WHAT THE TASK ASKS
Check each line of the listing for the string "قراردادی", count the lines that have it, and answer with that number only.

╭─ MATERIAL SHOWN

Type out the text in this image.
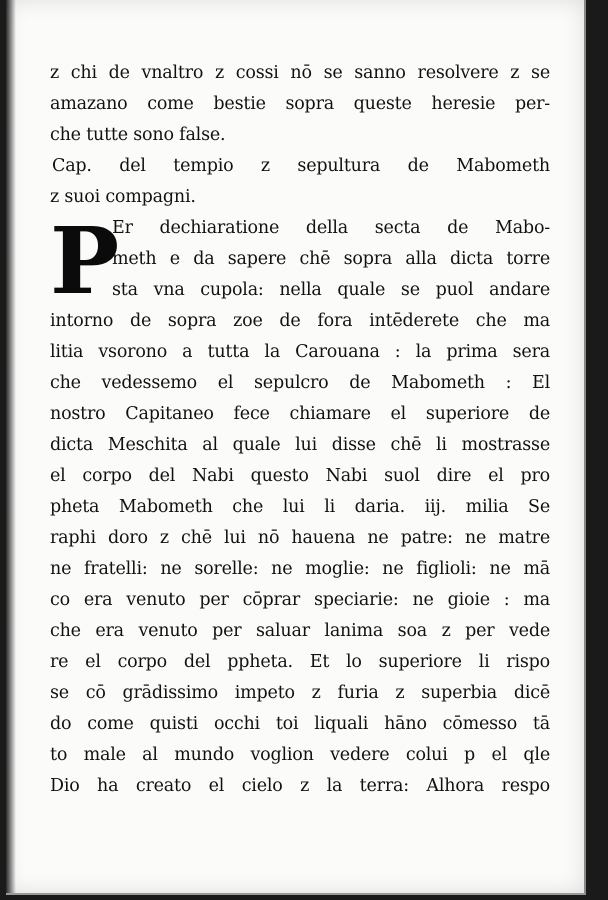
z chi de vnaltro z cossi nō se sanno resolvere z se
amazano come bestie sopra queste heresie per-
che tutte sono false.
Cap. del tempio z sepultura de Mabometh
z suoi compagni.
P
Er dechiaratione della secta de Mabo-
meth e da sapere chē sopra alla dicta torre
sta vna cupola: nella quale se puol andare
intorno de sopra zoe de fora intēderete che ma
litia vsorono a tutta la Carouana : la prima sera
che vedessemo el sepulcro de Mabometh : El
nostro Capitaneo fece chiamare el superiore de
dicta Meschita al quale lui disse chē li mostrasse
el corpo del Nabi questo Nabi suol dire el pro
pheta Mabometh che lui li daria. iij. milia Se
raphi doro z chē lui nō hauena ne patre: ne matre
ne fratelli: ne sorelle: ne moglie: ne figlioli: ne mā
co era venuto per cōprar speciarie: ne gioie : ma
che era venuto per saluar lanima soa z per vede
re el corpo del ppheta. Et lo superiore li rispo
se cō grādissimo impeto z furia z superbia dicē
do come quisti occhi toi liquali hāno cōmesso tā
to male al mundo voglion vedere colui p el qle
Dio ha creato el cielo z la terra: Alhora respo
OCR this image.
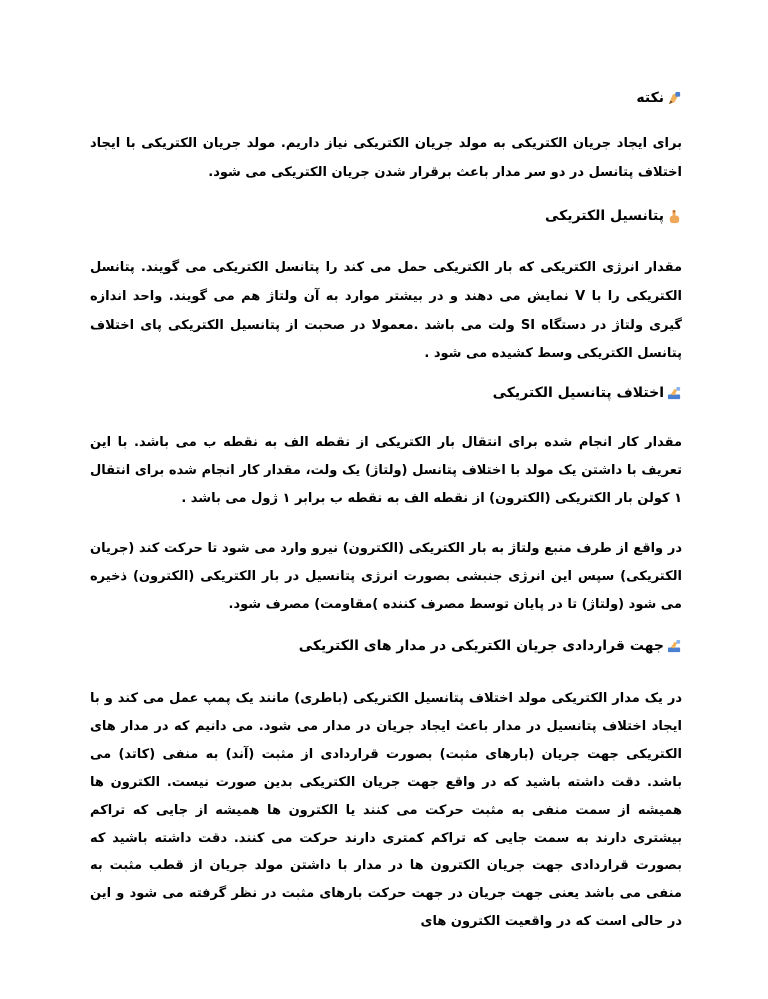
نکته
برای ایجاد جریان الکتریکی به مولد جریان الکتریکی نیاز داریم. مولد جریان الکتریکی با ایجاد اختلاف پتانسل در دو سر مدار باعث برقرار شدن جریان الکتریکی می شود.
پتانسیل الکتریکی
مقدار انرژی الکتریکی که بار الکتریکی حمل می کند را پتانسل الکتریکی می گویند. پتانسل الکتریکی را با V نمایش می دهند و در بیشتر موارد به آن ولتاژ هم می گویند. واحد اندازه گیری ولتاژ در دستگاه SI ولت می باشد .معمولا در صحبت از پتانسیل الکتریکی پای اختلاف پتانسل الکتریکی وسط کشیده می شود .
اختلاف پتانسیل الکتریکی
مقدار کار انجام شده برای انتقال بار الکتریکی از نقطه الف به نقطه ب می باشد. با این تعریف با داشتن یک مولد با اختلاف پتانسل (ولتاژ) یک ولت، مقدار کار انجام شده برای انتقال ۱ کولن بار الکتریکی (الکترون) از نقطه الف به نقطه ب برابر ۱ ژول می باشد .
در واقع از طرف منبع ولتاژ به بار الکتریکی (الکترون) نیرو وارد می شود تا حرکت کند (جریان الکتریکی) سپس این انرژی جنبشی بصورت انرژی پتانسیل در بار الکتریکی (الکترون) ذخیره می شود (ولتاژ) تا در پایان توسط مصرف کننده )مقاومت) مصرف شود.
جهت قراردادی جریان الکتریکی در مدار های الکتریکی
در یک مدار الکتریکی مولد اختلاف پتانسیل الکتریکی (باطری) مانند یک پمپ عمل می کند و با ایجاد اختلاف پتانسیل در مدار باعث ایجاد جریان در مدار می شود. می دانیم که در مدار های الکتریکی جهت جریان (بارهای مثبت) بصورت قراردادی از مثبت (آند) به منفی (کاتد) می باشد. دقت داشته باشید که در واقع جهت جریان الکتریکی بدین صورت نیست. الکترون ها همیشه از سمت منفی به مثبت حرکت می کنند یا الکترون ها همیشه از جایی که تراکم بیشتری دارند به سمت جایی که تراکم کمتری دارند حرکت می کنند. دقت داشته باشید که بصورت قراردادی جهت جریان الکترون ها در مدار با داشتن مولد جریان از قطب مثبت به منفی می باشد یعنی جهت جریان در جهت حرکت بارهای مثبت در نظر گرفته می شود و این در حالی است که در واقعیت الکترون های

╰─

WORKED ANSWER
2